-- Stated task --
The listing must be reproduced in full, exactly as it stands.

-- Records for this task --
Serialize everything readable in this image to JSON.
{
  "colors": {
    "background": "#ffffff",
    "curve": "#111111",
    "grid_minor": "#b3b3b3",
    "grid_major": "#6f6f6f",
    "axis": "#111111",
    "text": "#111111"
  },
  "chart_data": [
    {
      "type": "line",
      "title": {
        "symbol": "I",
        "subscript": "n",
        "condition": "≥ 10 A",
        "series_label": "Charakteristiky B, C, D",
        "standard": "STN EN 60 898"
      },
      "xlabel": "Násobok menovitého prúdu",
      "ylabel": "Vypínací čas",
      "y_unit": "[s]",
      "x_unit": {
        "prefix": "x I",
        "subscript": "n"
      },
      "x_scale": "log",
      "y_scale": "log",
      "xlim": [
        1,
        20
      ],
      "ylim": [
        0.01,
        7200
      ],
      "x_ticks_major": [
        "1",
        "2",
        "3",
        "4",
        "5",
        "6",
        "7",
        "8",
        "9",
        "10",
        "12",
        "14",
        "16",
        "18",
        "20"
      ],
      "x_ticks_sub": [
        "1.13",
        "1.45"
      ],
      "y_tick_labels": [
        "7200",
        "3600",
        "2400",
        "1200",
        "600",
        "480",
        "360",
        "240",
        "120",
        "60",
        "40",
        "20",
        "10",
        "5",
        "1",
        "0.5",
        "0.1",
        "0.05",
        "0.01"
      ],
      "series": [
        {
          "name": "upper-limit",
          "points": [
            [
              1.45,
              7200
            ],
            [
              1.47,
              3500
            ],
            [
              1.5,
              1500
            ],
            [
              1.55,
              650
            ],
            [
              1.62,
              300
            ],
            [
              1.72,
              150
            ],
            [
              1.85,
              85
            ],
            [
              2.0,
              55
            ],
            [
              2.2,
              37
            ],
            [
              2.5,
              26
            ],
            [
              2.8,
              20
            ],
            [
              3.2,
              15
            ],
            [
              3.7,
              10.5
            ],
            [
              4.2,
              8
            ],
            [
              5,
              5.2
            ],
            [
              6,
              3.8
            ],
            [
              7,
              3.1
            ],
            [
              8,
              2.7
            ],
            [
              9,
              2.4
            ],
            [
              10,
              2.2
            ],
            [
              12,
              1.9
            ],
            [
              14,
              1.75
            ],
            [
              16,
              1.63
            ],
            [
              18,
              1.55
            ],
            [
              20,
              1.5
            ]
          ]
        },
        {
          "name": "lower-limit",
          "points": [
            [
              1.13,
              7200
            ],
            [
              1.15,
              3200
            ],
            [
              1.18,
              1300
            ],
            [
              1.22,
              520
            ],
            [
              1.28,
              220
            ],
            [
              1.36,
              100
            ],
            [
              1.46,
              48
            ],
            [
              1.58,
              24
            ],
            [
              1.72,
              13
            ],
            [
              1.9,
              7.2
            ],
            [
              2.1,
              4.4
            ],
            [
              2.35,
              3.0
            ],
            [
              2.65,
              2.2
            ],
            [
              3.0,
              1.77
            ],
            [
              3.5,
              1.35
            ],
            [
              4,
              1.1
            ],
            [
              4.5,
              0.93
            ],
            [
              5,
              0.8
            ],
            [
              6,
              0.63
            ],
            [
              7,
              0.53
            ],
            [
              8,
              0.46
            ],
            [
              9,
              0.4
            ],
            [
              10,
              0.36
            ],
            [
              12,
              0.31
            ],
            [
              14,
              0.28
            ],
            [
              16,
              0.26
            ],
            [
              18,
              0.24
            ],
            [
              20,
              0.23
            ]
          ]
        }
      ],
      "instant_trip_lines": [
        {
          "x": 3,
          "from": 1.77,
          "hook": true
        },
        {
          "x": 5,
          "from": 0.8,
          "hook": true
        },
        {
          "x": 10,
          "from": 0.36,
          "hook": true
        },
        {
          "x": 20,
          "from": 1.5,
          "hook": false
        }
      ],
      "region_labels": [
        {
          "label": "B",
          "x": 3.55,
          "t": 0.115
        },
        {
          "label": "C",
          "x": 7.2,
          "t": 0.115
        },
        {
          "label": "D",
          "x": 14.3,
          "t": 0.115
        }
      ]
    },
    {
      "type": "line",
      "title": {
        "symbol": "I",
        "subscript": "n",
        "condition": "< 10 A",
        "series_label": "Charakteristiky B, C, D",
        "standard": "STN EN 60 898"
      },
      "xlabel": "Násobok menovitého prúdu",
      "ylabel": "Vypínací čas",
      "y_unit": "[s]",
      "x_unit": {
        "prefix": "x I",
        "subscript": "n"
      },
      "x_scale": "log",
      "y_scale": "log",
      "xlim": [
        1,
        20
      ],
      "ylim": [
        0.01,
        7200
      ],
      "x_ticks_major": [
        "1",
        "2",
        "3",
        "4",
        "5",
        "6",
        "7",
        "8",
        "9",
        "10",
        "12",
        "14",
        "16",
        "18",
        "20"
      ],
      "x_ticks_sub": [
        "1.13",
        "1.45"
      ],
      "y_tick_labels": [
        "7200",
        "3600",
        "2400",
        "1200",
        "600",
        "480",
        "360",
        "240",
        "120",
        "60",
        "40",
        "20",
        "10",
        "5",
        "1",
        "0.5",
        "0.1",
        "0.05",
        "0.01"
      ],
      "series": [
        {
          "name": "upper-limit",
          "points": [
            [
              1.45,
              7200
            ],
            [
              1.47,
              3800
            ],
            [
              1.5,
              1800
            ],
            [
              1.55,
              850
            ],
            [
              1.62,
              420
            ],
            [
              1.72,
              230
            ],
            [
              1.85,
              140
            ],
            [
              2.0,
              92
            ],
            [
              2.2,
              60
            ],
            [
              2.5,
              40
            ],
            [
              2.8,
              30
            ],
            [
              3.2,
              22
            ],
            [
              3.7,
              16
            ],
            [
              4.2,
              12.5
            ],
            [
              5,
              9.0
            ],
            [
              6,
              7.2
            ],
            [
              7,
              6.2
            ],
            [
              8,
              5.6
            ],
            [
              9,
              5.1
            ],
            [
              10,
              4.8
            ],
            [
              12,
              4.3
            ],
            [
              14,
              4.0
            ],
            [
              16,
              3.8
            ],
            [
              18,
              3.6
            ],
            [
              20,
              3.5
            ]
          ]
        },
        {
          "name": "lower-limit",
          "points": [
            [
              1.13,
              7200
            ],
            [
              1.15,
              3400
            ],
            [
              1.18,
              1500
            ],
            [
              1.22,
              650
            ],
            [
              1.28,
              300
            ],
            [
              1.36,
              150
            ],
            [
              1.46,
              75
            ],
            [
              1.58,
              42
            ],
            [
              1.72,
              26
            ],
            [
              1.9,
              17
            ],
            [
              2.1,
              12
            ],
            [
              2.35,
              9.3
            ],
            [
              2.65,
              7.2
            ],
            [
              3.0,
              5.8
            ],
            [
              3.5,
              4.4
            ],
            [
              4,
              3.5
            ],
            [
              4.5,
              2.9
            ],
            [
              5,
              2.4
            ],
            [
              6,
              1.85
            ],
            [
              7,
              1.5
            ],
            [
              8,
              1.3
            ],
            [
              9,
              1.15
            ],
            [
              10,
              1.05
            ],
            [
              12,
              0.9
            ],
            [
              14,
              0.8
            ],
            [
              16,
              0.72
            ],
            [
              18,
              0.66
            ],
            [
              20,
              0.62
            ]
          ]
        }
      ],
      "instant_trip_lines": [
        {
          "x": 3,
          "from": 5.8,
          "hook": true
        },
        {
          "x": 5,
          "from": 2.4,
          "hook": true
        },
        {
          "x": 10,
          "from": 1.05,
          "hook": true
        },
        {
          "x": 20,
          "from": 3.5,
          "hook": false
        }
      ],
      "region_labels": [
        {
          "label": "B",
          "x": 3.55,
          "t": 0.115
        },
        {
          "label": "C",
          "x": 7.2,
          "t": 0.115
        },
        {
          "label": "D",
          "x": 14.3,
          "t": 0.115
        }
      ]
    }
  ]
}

-- Output for this exercise --
Serialize everything readable in this image to JSON.
{
  "colors": {
    "background": "#ffffff",
    "curve": "#111111",
    "grid_minor": "#b3b3b3",
    "grid_major": "#6f6f6f",
    "axis": "#111111",
    "text": "#111111"
  },
  "chart_data": [
    {
      "type": "line",
      "title": {
        "symbol": "I",
        "subscript": "n",
        "condition": "≥ 10 A",
        "series_label": "Charakteristiky B, C, D",
        "standard": "STN EN 60 898"
      },
      "xlabel": "Násobok menovitého prúdu",
      "ylabel": "Vypínací čas",
      "y_unit": "[s]",
      "x_unit": {
        "prefix": "x I",
        "subscript": "n"
      },
      "x_scale": "log",
      "y_scale": "log",
      "xlim": [
        1,
        20
      ],
      "ylim": [
        0.01,
        7200
      ],
      "x_ticks_major": [
        "1",
        "2",
        "3",
        "4",
        "5",
        "6",
        "7",
        "8",
        "9",
        "10",
        "12",
        "14",
        "16",
        "18",
        "20"
      ],
      "x_ticks_sub": [
        "1.13",
        "1.45"
      ],
      "y_tick_labels": [
        "7200",
        "3600",
        "2400",
        "1200",
        "600",
        "480",
        "360",
        "240",
        "120",
        "60",
        "40",
        "20",
        "10",
        "5",
        "1",
        "0.5",
        "0.1",
        "0.05",
        "0.01"
      ],
      "series": [
        {
          "name": "upper-limit",
          "points": [
            [
              1.45,
              7200
            ],
            [
              1.47,
              3500
            ],
            [
              1.5,
              1500
            ],
            [
              1.55,
              650
            ],
            [
              1.62,
              300
            ],
            [
              1.72,
              150
            ],
            [
              1.85,
              85
            ],
            [
              2.0,
              55
            ],
            [
              2.2,
              37
            ],
            [
              2.5,
              26
            ],
            [
              2.8,
              20
            ],
            [
              3.2,
              15
            ],
            [
              3.7,
              10.5
            ],
            [
              4.2,
              8
            ],
            [
              5,
              5.2
            ],
            [
              6,
              3.8
            ],
            [
              7,
              3.1
            ],
            [
              8,
              2.7
            ],
            [
              9,
              2.4
            ],
            [
              10,
              2.2
            ],
            [
              12,
              1.9
            ],
            [
              14,
              1.75
            ],
            [
              16,
              1.63
            ],
            [
              18,
              1.55
            ],
            [
              20,
              1.5
            ]
          ]
        },
        {
          "name": "lower-limit",
          "points": [
            [
              1.13,
              7200
            ],
            [
              1.15,
              3200
            ],
            [
              1.18,
              1300
            ],
            [
              1.22,
              520
            ],
            [
              1.28,
              220
            ],
            [
              1.36,
              100
            ],
            [
              1.46,
              48
            ],
            [
              1.58,
              24
            ],
            [
              1.72,
              13
            ],
            [
              1.9,
              7.2
            ],
            [
              2.1,
              4.4
            ],
            [
              2.35,
              3.0
            ],
            [
              2.65,
              2.2
            ],
            [
              3.0,
              1.77
            ],
            [
              3.5,
              1.35
            ],
            [
              4,
              1.1
            ],
            [
              4.5,
              0.93
            ],
            [
              5,
              0.8
            ],
            [
              6,
              0.63
            ],
            [
              7,
              0.53
            ],
            [
              8,
              0.46
            ],
            [
              9,
              0.4
            ],
            [
              10,
              0.36
            ],
            [
              12,
              0.31
            ],
            [
              14,
              0.28
            ],
            [
              16,
              0.26
            ],
            [
              18,
              0.24
            ],
            [
              20,
              0.23
            ]
          ]
        }
      ],
      "instant_trip_lines": [
        {
          "x": 3,
          "from": 1.77,
          "hook": true
        },
        {
          "x": 5,
          "from": 0.8,
          "hook": true
        },
        {
          "x": 10,
          "from": 0.36,
          "hook": true
        },
        {
          "x": 20,
          "from": 1.5,
          "hook": false
        }
      ],
      "region_labels": [
        {
          "label": "B",
          "x": 3.55,
          "t": 0.115
        },
        {
          "label": "C",
          "x": 7.2,
          "t": 0.115
        },
        {
          "label": "D",
          "x": 14.3,
          "t": 0.115
        }
      ]
    },
    {
      "type": "line",
      "title": {
        "symbol": "I",
        "subscript": "n",
        "condition": "< 10 A",
        "series_label": "Charakteristiky B, C, D",
        "standard": "STN EN 60 898"
      },
      "xlabel": "Násobok menovitého prúdu",
      "ylabel": "Vypínací čas",
      "y_unit": "[s]",
      "x_unit": {
        "prefix": "x I",
        "subscript": "n"
      },
      "x_scale": "log",
      "y_scale": "log",
      "xlim": [
        1,
        20
      ],
      "ylim": [
        0.01,
        7200
      ],
      "x_ticks_major": [
        "1",
        "2",
        "3",
        "4",
        "5",
        "6",
        "7",
        "8",
        "9",
        "10",
        "12",
        "14",
        "16",
        "18",
        "20"
      ],
      "x_ticks_sub": [
        "1.13",
        "1.45"
      ],
      "y_tick_labels": [
        "7200",
        "3600",
        "2400",
        "1200",
        "600",
        "480",
        "360",
        "240",
        "120",
        "60",
        "40",
        "20",
        "10",
        "5",
        "1",
        "0.5",
        "0.1",
        "0.05",
        "0.01"
      ],
      "series": [
        {
          "name": "upper-limit",
          "points": [
            [
              1.45,
              7200
            ],
            [
              1.47,
              3800
            ],
            [
              1.5,
              1800
            ],
            [
              1.55,
              850
            ],
            [
              1.62,
              420
            ],
            [
              1.72,
              230
            ],
            [
              1.85,
              140
            ],
            [
              2.0,
              92
            ],
            [
              2.2,
              60
            ],
            [
              2.5,
              40
            ],
            [
              2.8,
              30
            ],
            [
              3.2,
              22
            ],
            [
              3.7,
              16
            ],
            [
              4.2,
              12.5
            ],
            [
              5,
              9.0
            ],
            [
              6,
              7.2
            ],
            [
              7,
              6.2
            ],
            [
              8,
              5.6
            ],
            [
              9,
              5.1
            ],
            [
              10,
              4.8
            ],
            [
              12,
              4.3
            ],
            [
              14,
              4.0
            ],
            [
              16,
              3.8
            ],
            [
              18,
              3.6
            ],
            [
              20,
              3.5
            ]
          ]
        },
        {
          "name": "lower-limit",
          "points": [
            [
              1.13,
              7200
            ],
            [
              1.15,
              3400
            ],
            [
              1.18,
              1500
            ],
            [
              1.22,
              650
            ],
            [
              1.28,
              300
            ],
            [
              1.36,
              150
            ],
            [
              1.46,
              75
            ],
            [
              1.58,
              42
            ],
            [
              1.72,
              26
            ],
            [
              1.9,
              17
            ],
            [
              2.1,
              12
            ],
            [
              2.35,
              9.3
            ],
            [
              2.65,
              7.2
            ],
            [
              3.0,
              5.8
            ],
            [
              3.5,
              4.4
            ],
            [
              4,
              3.5
            ],
            [
              4.5,
              2.9
            ],
            [
              5,
              2.4
            ],
            [
              6,
              1.85
            ],
            [
              7,
              1.5
            ],
            [
              8,
              1.3
            ],
            [
              9,
              1.15
            ],
            [
              10,
              1.05
            ],
            [
              12,
              0.9
            ],
            [
              14,
              0.8
            ],
            [
              16,
              0.72
            ],
            [
              18,
              0.66
            ],
            [
              20,
              0.62
            ]
          ]
        }
      ],
      "instant_trip_lines": [
        {
          "x": 3,
          "from": 5.8,
          "hook": true
        },
        {
          "x": 5,
          "from": 2.4,
          "hook": true
        },
        {
          "x": 10,
          "from": 1.05,
          "hook": true
        },
        {
          "x": 20,
          "from": 3.5,
          "hook": false
        }
      ],
      "region_labels": [
        {
          "label": "B",
          "x": 3.55,
          "t": 0.115
        },
        {
          "label": "C",
          "x": 7.2,
          "t": 0.115
        },
        {
          "label": "D",
          "x": 14.3,
          "t": 0.115
        }
      ]
    }
  ]
}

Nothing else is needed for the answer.